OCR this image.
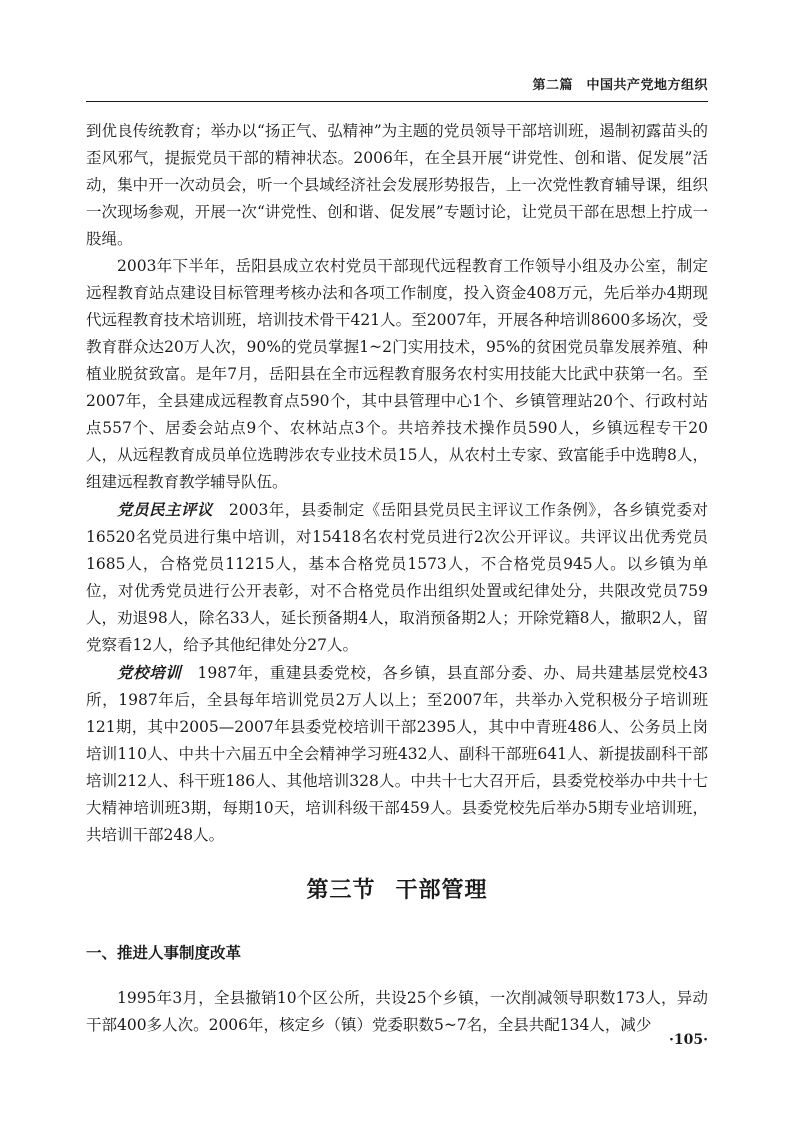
第二篇　中国共产党地方组织

到优良传统教育；举办以“扬正气、弘精神”为主题的党员领导干部培训班，遏制初露苗头的歪风邪气，提振党员干部的精神状态。2006年，在全县开展“讲党性、创和谐、促发展”活动，集中开一次动员会，听一个县域经济社会发展形势报告，上一次党性教育辅导课，组织一次现场参观，开展一次“讲党性、创和谐、促发展”专题讨论，让党员干部在思想上拧成一股绳。

2003年下半年，岳阳县成立农村党员干部现代远程教育工作领导小组及办公室，制定远程教育站点建设目标管理考核办法和各项工作制度，投入资金408万元，先后举办4期现代远程教育技术培训班，培训技术骨干421人。至2007年，开展各种培训8600多场次，受教育群众达20万人次，90%的党员掌握1~2门实用技术，95%的贫困党员靠发展养殖、种植业脱贫致富。是年7月，岳阳县在全市远程教育服务农村实用技能大比武中获第一名。至2007年，全县建成远程教育点590个，其中县管理中心1个、乡镇管理站20个、行政村站点557个、居委会站点9个、农林站点3个。共培养技术操作员590人，乡镇远程专干20人，从远程教育成员单位选聘涉农专业技术员15人，从农村土专家、致富能手中选聘8人，组建远程教育教学辅导队伍。

党员民主评议　 2003年，县委制定《岳阳县党员民主评议工作条例》，各乡镇党委对16520名党员进行集中培训，对15418名农村党员进行2次公开评议。共评议出优秀党员1685人，合格党员11215人，基本合格党员1573人，不合格党员945人。以乡镇为单位，对优秀党员进行公开表彰，对不合格党员作出组织处置或纪律处分，共限改党员759人，劝退98人，除名33人，延长预备期4人，取消预备期2人；开除党籍8人，撤职2人，留党察看12人，给予其他纪律处分27人。

党校培训　 1987年，重建县委党校，各乡镇，县直部分委、办、局共建基层党校43所，1987年后，全县每年培训党员2万人以上；至2007年，共举办入党积极分子培训班121期，其中2005—2007年县委党校培训干部2395人，其中中青班486人、公务员上岗培训110人、中共十六届五中全会精神学习班432人、副科干部班641人、新提拔副科干部培训212人、科干班186人、其他培训328人。中共十七大召开后，县委党校举办中共十七大精神培训班3期，每期10天，培训科级干部459人。县委党校先后举办5期专业培训班，共培训干部248人。

第三节 干部管理
一、推进人事制度改革

1995年3月，全县撤销10个区公所，共设25个乡镇，一次削减领导职数173人，异动干部400多人次。2006年，核定乡（镇）党委职数5~7名，全县共配134人，减少

·105·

* [To be done] In your copy of the listing above, reproduce each line exactly and omit all pictures.

* [Final answer]
OCR this image.
第二篇　中国共产党地方组织

到优良传统教育；举办以“扬正气、弘精神”为主题的党员领导干部培训班，遏制初露苗头的歪风邪气，提振党员干部的精神状态。2006年，在全县开展“讲党性、创和谐、促发展”活动，集中开一次动员会，听一个县域经济社会发展形势报告，上一次党性教育辅导课，组织一次现场参观，开展一次“讲党性、创和谐、促发展”专题讨论，让党员干部在思想上拧成一股绳。

2003年下半年，岳阳县成立农村党员干部现代远程教育工作领导小组及办公室，制定远程教育站点建设目标管理考核办法和各项工作制度，投入资金408万元，先后举办4期现代远程教育技术培训班，培训技术骨干421人。至2007年，开展各种培训8600多场次，受教育群众达20万人次，90%的党员掌握1~2门实用技术，95%的贫困党员靠发展养殖、种植业脱贫致富。是年7月，岳阳县在全市远程教育服务农村实用技能大比武中获第一名。至2007年，全县建成远程教育点590个，其中县管理中心1个、乡镇管理站20个、行政村站点557个、居委会站点9个、农林站点3个。共培养技术操作员590人，乡镇远程专干20人，从远程教育成员单位选聘涉农专业技术员15人，从农村土专家、致富能手中选聘8人，组建远程教育教学辅导队伍。

党员民主评议　 2003年，县委制定《岳阳县党员民主评议工作条例》，各乡镇党委对16520名党员进行集中培训，对15418名农村党员进行2次公开评议。共评议出优秀党员1685人，合格党员11215人，基本合格党员1573人，不合格党员945人。以乡镇为单位，对优秀党员进行公开表彰，对不合格党员作出组织处置或纪律处分，共限改党员759人，劝退98人，除名33人，延长预备期4人，取消预备期2人；开除党籍8人，撤职2人，留党察看12人，给予其他纪律处分27人。

党校培训　 1987年，重建县委党校，各乡镇，县直部分委、办、局共建基层党校43所，1987年后，全县每年培训党员2万人以上；至2007年，共举办入党积极分子培训班121期，其中2005—2007年县委党校培训干部2395人，其中中青班486人、公务员上岗培训110人、中共十六届五中全会精神学习班432人、副科干部班641人、新提拔副科干部培训212人、科干班186人、其他培训328人。中共十七大召开后，县委党校举办中共十七大精神培训班3期，每期10天，培训科级干部459人。县委党校先后举办5期专业培训班，共培训干部248人。

第三节 干部管理
一、推进人事制度改革

1995年3月，全县撤销10个区公所，共设25个乡镇，一次削减领导职数173人，异动干部400多人次。2006年，核定乡（镇）党委职数5~7名，全县共配134人，减少

·105·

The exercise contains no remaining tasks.